[What this task involves] Give the number of lines that contain the string "title", please, and nothing else.

[Figure record listings]
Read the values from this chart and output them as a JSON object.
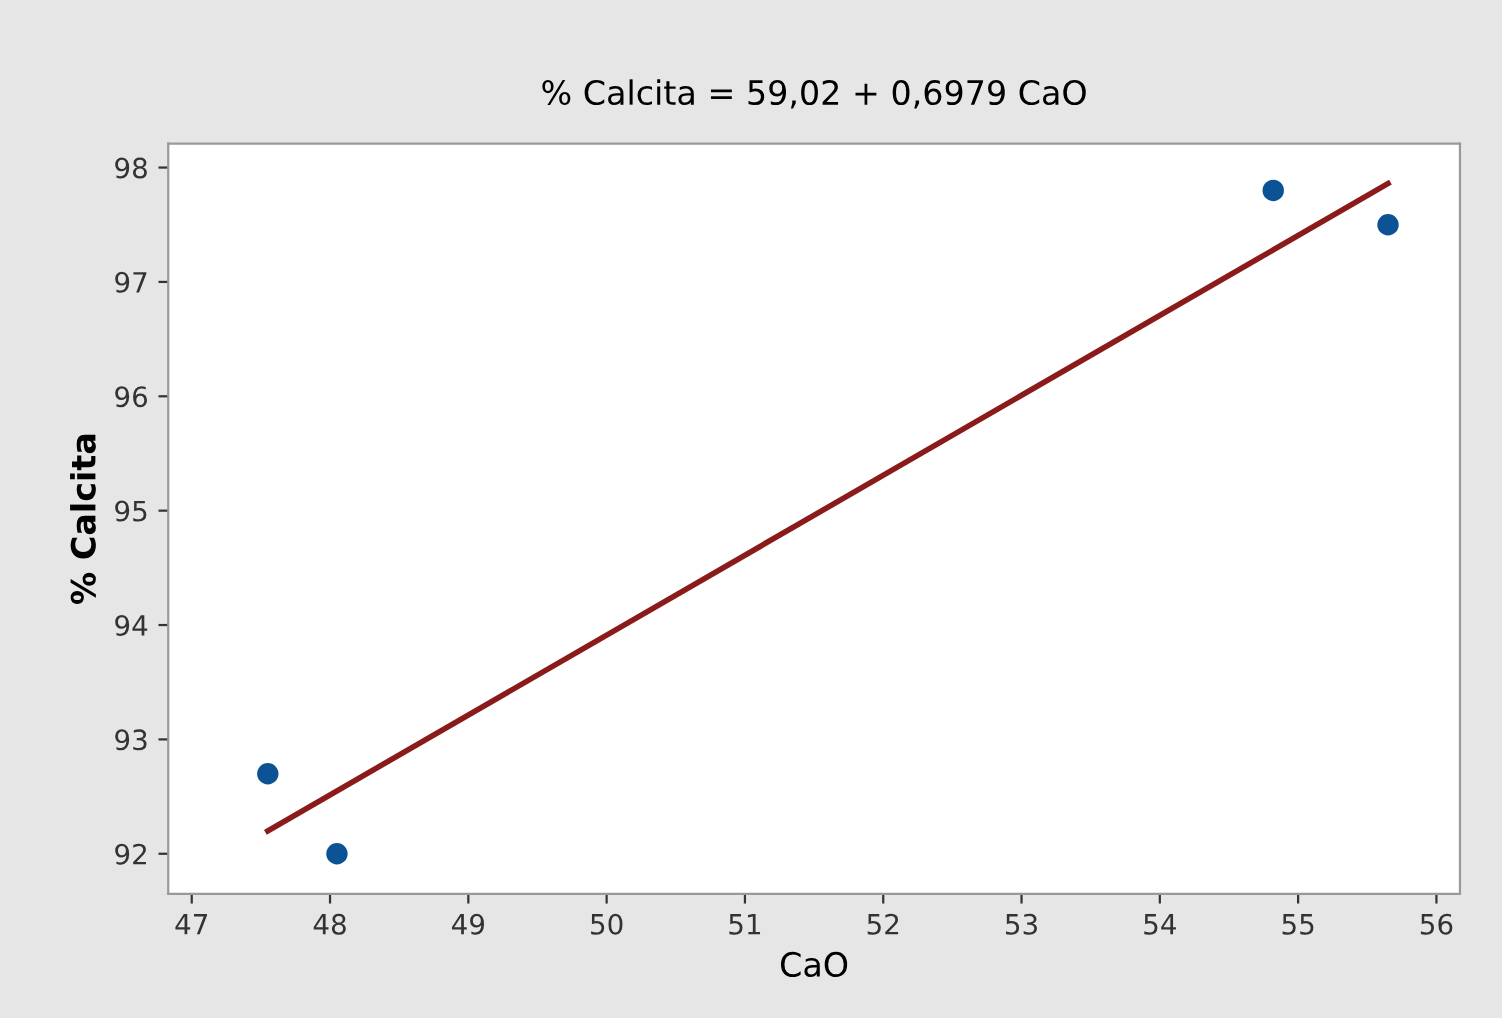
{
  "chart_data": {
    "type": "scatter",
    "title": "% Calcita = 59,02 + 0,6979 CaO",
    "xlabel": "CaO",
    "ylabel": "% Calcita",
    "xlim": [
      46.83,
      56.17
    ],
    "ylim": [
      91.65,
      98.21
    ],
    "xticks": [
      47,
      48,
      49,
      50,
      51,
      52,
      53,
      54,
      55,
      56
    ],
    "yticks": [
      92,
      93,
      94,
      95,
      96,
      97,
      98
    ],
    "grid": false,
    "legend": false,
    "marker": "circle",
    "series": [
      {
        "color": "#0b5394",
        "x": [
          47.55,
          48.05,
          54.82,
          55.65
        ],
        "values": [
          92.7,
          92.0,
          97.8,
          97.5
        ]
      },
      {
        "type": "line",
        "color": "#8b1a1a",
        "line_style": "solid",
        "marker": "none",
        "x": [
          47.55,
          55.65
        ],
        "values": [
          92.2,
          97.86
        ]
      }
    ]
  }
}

...

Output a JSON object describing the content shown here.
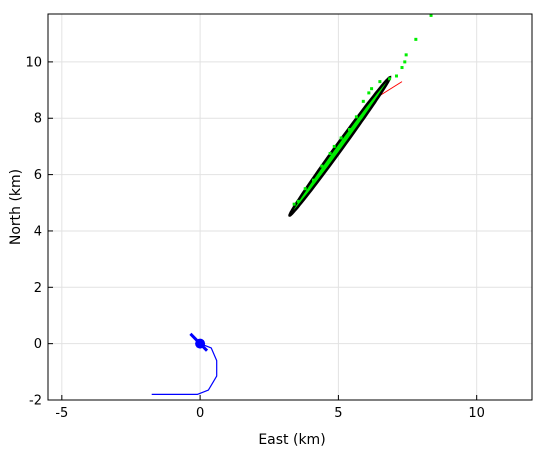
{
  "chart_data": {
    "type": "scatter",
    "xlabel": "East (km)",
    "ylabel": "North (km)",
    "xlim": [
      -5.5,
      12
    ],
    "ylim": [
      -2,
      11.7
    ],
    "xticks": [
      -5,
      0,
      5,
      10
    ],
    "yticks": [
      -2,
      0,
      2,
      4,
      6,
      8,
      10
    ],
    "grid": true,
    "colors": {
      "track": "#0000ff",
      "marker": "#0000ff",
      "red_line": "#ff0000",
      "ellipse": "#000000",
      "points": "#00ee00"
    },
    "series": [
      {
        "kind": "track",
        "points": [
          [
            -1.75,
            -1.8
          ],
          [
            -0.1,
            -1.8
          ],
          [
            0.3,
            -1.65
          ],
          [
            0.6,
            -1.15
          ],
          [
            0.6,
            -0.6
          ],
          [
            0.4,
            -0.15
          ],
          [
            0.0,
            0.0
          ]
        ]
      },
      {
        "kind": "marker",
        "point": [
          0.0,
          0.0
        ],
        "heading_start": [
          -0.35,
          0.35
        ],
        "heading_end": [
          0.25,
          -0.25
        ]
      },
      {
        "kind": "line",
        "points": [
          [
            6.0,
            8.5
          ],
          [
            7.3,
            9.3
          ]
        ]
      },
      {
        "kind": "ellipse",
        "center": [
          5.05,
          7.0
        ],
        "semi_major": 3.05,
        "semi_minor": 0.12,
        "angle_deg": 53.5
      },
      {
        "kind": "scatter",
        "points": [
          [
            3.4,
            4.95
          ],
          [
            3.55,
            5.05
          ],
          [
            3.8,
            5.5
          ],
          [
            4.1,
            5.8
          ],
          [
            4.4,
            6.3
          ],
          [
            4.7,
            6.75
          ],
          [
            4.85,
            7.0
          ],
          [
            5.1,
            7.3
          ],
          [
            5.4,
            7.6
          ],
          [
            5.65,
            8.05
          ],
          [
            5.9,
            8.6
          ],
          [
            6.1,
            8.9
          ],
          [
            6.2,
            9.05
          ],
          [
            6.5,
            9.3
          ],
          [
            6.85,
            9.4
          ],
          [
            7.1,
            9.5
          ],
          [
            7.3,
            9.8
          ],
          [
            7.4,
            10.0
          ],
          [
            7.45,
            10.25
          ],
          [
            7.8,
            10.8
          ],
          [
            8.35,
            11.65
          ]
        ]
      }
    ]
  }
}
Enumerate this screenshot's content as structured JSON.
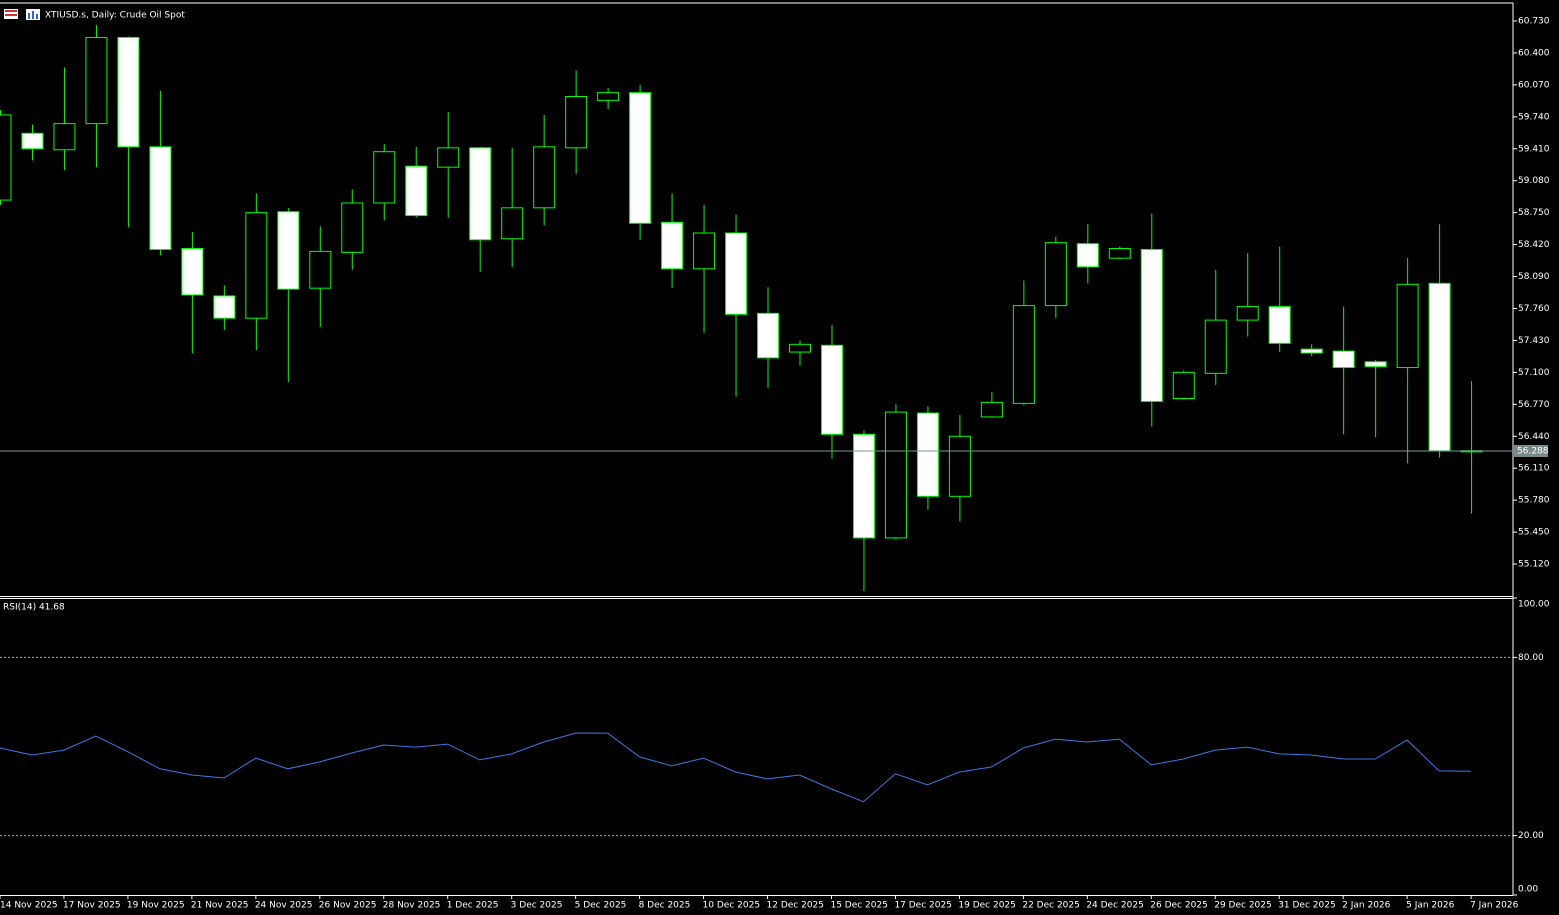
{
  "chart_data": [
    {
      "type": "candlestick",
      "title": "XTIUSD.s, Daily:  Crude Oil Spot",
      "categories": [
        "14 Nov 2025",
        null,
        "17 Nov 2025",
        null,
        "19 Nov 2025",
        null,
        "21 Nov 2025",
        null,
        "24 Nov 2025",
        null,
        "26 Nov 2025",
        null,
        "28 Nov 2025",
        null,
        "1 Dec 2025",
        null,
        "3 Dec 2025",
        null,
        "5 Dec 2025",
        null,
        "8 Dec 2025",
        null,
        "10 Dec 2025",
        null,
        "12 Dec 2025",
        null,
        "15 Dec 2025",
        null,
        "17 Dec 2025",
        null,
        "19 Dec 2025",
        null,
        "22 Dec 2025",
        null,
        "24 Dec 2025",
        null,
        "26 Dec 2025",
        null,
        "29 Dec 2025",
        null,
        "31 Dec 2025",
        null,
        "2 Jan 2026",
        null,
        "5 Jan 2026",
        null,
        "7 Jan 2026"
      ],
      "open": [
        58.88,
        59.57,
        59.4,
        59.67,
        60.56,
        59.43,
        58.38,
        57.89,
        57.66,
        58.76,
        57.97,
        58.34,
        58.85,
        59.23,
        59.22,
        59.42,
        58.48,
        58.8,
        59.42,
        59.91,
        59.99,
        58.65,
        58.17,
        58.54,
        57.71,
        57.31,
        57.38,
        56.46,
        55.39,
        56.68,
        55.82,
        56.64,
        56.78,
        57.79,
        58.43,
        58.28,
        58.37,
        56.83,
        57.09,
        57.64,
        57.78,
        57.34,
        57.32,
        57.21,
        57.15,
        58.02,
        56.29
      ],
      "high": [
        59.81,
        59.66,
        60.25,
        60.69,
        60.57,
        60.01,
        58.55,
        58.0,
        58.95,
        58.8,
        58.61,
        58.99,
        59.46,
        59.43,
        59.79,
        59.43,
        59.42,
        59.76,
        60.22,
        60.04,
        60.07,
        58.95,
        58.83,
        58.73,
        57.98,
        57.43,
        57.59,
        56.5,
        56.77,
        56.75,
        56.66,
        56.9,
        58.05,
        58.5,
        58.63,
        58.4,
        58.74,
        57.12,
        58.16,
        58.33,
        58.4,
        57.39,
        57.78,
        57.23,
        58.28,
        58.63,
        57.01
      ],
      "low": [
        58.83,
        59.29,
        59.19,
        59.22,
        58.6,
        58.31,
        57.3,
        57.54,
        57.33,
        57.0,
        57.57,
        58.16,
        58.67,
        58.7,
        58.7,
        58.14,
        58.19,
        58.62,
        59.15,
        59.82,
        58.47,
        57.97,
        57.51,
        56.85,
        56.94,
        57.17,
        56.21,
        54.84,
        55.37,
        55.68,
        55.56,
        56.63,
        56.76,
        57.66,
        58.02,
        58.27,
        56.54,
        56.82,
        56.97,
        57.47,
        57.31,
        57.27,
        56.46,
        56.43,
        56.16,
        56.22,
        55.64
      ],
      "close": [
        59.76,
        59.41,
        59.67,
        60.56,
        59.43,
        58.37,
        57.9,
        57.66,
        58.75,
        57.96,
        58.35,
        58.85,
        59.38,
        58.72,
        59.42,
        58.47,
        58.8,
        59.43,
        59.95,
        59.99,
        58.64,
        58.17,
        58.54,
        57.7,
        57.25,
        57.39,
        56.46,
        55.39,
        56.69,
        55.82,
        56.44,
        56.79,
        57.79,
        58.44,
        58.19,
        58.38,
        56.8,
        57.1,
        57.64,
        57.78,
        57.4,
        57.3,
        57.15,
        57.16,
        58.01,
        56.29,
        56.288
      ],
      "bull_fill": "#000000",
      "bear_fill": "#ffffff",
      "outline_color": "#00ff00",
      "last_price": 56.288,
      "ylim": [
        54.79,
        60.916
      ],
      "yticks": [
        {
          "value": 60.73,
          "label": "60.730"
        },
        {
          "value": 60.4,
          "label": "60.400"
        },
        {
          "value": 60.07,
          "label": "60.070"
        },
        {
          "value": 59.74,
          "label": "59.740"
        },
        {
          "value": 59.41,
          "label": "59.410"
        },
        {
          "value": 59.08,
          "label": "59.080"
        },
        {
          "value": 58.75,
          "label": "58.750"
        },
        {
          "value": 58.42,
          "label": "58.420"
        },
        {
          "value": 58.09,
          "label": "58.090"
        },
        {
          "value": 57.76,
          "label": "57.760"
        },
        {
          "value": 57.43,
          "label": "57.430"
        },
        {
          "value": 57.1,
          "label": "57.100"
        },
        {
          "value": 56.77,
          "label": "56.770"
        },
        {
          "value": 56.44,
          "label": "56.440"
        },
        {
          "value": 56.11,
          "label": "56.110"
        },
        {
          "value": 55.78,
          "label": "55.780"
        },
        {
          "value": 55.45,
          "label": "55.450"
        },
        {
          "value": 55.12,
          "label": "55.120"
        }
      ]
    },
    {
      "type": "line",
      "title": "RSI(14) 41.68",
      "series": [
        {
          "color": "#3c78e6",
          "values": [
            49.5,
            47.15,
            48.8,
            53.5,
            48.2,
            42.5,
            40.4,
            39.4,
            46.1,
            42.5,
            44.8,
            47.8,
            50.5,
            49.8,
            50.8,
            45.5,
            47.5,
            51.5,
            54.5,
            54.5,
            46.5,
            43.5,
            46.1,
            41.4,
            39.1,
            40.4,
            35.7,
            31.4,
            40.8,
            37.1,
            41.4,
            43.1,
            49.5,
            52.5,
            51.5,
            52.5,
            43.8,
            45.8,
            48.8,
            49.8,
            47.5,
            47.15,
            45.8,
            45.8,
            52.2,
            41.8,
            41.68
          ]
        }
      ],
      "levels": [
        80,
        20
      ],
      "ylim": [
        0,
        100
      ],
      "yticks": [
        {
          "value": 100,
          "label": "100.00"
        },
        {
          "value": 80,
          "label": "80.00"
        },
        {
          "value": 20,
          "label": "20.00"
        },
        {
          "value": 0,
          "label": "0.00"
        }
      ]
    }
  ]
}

[Full answer] 3